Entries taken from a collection
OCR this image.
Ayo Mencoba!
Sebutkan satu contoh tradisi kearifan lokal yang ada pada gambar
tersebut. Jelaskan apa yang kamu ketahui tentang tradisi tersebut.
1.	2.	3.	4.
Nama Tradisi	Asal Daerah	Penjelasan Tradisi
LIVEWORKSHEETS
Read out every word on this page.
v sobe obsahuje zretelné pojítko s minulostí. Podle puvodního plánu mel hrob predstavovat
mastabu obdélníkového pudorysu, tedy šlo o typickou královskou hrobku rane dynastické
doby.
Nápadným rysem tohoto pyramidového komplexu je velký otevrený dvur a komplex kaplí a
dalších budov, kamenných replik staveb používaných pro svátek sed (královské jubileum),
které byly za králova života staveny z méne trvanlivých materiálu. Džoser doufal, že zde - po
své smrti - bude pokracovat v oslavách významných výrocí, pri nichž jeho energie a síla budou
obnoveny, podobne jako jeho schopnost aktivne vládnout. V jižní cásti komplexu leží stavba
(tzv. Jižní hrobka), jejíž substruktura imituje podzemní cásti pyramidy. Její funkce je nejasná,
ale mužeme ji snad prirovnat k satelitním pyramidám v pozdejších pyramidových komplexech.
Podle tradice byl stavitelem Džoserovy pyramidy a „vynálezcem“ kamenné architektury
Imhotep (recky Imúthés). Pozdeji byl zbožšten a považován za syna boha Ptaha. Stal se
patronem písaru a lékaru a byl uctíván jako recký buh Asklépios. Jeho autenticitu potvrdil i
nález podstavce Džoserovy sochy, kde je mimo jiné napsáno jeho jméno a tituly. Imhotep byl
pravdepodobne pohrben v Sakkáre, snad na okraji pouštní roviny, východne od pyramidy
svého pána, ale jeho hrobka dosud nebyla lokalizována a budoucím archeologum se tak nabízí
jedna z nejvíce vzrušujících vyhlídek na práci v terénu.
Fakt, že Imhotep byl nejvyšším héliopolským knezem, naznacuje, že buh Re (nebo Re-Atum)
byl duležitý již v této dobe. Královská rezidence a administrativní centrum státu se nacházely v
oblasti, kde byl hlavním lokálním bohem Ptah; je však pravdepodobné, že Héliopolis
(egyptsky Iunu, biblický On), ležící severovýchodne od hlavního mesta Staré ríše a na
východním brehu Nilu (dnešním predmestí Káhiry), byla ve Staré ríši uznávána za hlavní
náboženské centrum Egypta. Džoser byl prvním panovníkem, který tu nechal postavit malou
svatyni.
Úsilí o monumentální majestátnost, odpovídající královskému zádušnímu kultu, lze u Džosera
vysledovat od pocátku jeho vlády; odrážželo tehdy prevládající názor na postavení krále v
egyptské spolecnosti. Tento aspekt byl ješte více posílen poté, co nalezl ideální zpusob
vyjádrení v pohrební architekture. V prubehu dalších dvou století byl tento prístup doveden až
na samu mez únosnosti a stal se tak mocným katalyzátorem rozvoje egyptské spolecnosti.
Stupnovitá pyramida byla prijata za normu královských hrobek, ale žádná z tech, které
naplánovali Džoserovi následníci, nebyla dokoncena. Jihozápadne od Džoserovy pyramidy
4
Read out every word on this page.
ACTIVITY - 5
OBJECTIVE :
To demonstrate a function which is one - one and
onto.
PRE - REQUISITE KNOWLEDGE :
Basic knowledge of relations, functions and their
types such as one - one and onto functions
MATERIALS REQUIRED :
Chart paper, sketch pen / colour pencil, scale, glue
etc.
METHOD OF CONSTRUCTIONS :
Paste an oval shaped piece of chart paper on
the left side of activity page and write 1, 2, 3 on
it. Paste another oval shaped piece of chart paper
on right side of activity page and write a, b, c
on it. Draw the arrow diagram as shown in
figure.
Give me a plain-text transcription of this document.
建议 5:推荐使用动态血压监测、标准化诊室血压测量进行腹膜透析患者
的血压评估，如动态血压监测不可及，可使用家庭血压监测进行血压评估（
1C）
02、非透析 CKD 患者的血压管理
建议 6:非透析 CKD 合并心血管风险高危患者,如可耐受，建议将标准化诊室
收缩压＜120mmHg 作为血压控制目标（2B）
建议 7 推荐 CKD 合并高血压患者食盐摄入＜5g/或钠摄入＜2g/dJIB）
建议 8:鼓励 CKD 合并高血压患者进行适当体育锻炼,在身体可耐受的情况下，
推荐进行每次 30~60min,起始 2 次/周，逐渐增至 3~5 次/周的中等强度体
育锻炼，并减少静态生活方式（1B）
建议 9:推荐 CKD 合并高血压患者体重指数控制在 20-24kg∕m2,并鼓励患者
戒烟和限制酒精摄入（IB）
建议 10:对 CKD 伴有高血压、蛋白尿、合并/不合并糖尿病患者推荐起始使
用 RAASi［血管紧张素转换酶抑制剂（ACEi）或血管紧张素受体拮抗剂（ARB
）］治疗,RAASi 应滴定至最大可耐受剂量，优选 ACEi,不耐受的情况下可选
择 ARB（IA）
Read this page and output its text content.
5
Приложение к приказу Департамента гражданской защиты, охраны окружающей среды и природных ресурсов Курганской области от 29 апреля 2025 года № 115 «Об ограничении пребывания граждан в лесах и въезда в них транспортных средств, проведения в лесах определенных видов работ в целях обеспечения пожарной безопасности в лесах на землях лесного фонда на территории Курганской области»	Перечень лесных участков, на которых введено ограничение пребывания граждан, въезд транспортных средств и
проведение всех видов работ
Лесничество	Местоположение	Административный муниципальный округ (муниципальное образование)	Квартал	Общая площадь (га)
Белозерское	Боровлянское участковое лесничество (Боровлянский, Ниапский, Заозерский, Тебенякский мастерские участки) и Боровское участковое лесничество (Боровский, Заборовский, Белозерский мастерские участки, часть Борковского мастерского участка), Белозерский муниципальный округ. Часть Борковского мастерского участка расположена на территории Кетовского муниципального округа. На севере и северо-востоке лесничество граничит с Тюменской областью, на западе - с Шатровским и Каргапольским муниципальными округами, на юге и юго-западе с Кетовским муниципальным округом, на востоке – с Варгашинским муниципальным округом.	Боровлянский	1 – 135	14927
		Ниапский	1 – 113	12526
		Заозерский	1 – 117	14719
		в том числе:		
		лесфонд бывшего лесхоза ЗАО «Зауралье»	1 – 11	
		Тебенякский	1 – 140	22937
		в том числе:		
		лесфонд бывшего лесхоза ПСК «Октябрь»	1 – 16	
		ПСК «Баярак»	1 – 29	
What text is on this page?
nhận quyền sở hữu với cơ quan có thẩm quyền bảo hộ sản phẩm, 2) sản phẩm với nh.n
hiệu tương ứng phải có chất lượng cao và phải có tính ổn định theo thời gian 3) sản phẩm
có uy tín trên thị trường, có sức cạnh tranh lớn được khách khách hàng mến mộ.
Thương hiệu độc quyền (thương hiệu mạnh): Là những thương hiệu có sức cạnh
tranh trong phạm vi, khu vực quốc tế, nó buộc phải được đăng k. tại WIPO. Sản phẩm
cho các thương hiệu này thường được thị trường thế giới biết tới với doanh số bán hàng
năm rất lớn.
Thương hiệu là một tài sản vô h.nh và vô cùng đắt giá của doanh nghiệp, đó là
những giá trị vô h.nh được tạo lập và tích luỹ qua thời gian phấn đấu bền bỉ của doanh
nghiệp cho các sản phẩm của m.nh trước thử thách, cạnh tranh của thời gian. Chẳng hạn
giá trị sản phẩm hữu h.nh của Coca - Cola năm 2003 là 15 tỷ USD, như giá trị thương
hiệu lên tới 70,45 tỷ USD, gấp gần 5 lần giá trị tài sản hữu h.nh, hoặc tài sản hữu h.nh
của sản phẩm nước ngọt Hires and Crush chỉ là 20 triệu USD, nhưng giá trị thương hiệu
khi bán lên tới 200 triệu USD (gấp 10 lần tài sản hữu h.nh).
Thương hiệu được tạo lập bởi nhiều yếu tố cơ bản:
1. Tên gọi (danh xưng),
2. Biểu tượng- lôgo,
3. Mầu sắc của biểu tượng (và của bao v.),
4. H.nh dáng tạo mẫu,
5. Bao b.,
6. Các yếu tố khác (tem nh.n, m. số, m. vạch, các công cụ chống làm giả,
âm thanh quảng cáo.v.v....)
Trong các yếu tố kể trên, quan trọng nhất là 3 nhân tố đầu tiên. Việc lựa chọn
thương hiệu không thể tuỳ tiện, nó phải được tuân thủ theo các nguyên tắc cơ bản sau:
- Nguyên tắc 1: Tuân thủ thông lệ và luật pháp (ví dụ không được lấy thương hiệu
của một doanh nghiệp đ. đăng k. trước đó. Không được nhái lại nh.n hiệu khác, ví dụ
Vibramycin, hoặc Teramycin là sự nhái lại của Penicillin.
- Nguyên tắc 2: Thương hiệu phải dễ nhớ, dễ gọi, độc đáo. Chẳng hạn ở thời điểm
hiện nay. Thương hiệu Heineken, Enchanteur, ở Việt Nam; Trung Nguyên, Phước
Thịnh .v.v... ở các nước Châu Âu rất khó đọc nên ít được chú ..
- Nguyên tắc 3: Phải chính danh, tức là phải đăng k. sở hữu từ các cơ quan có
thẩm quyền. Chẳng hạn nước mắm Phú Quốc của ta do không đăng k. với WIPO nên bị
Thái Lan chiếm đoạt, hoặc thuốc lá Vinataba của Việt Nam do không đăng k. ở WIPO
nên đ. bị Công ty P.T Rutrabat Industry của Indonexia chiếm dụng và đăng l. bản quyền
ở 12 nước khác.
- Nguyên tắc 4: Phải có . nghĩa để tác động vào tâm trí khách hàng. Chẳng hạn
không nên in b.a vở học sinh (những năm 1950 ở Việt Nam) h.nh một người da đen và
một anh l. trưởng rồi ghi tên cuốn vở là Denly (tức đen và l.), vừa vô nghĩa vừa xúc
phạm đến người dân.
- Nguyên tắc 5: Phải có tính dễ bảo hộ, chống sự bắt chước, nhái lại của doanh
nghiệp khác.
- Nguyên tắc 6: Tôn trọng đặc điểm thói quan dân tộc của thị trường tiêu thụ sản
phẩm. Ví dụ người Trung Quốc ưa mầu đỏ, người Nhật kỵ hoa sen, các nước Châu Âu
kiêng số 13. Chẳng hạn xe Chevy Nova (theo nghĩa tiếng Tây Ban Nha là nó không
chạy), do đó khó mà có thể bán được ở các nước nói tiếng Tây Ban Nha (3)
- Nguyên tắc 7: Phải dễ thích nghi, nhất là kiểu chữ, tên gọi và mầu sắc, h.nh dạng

WHAT THE TASK REQUIRES = Where a line of the entries contains the word "functions", copy that line.

SOLUTION TO THE PROBLEM =
Basic knowledge of relations, functions and their
types such as one - one and onto functions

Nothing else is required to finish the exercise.